-- start --

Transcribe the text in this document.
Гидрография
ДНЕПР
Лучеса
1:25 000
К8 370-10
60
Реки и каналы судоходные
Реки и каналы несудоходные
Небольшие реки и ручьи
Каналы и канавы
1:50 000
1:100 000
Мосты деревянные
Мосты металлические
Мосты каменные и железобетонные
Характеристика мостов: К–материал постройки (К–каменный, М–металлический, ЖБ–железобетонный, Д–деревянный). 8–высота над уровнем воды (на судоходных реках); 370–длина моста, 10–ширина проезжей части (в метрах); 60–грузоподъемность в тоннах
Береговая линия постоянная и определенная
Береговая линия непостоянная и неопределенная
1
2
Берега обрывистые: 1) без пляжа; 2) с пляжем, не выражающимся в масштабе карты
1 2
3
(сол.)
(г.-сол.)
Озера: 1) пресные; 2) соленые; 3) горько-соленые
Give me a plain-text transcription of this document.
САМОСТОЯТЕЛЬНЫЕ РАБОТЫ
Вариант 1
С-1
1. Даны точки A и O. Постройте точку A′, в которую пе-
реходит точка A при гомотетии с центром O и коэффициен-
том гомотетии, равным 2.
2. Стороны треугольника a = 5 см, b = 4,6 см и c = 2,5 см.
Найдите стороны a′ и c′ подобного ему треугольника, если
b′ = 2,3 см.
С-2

-- end --
-- start --

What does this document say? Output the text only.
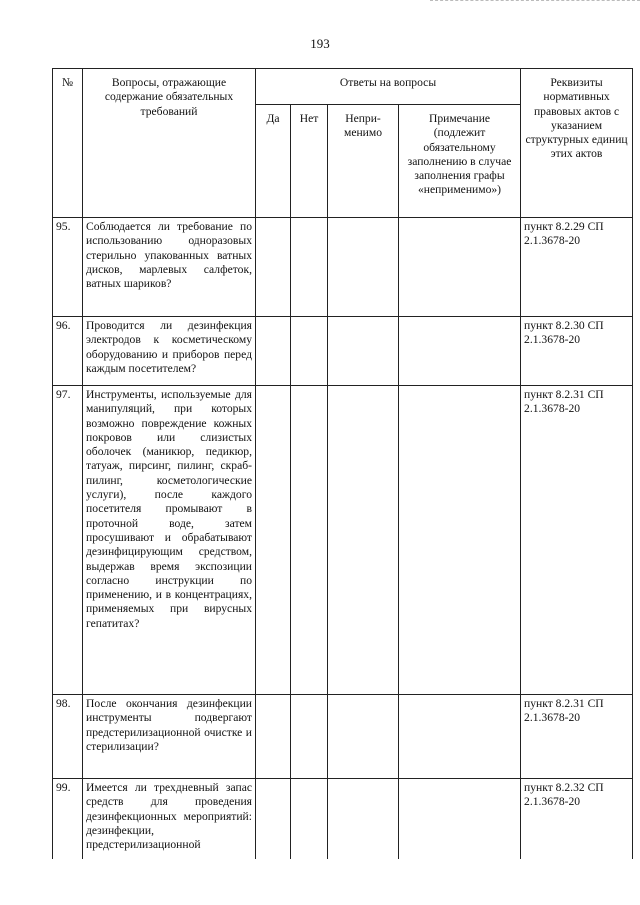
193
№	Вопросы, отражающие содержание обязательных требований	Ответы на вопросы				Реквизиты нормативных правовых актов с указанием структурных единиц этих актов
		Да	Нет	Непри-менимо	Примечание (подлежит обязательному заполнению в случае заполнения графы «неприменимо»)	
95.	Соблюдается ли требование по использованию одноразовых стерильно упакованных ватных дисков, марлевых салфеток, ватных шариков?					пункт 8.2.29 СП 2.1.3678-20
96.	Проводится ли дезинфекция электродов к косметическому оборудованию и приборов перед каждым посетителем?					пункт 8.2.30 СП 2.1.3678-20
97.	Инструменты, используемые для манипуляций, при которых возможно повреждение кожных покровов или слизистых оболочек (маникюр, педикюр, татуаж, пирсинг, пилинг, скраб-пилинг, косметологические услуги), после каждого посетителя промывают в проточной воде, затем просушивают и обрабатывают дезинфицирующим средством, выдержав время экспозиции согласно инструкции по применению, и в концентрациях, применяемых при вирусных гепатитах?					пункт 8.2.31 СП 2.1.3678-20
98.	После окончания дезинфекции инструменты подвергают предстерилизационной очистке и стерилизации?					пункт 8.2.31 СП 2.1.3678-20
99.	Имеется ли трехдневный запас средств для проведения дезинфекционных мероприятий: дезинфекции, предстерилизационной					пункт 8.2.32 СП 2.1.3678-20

-- end --

Select and copy every line from the records that includes the word "предстерилизационной".

98.	После окончания дезинфекции инструменты подвергают предстерилизационной очистке и стерилизации?					пункт 8.2.31 СП 2.1.3678-20
99.	Имеется ли трехдневный запас средств для проведения дезинфекционных мероприятий: дезинфекции, предстерилизационной					пункт 8.2.32 СП 2.1.3678-20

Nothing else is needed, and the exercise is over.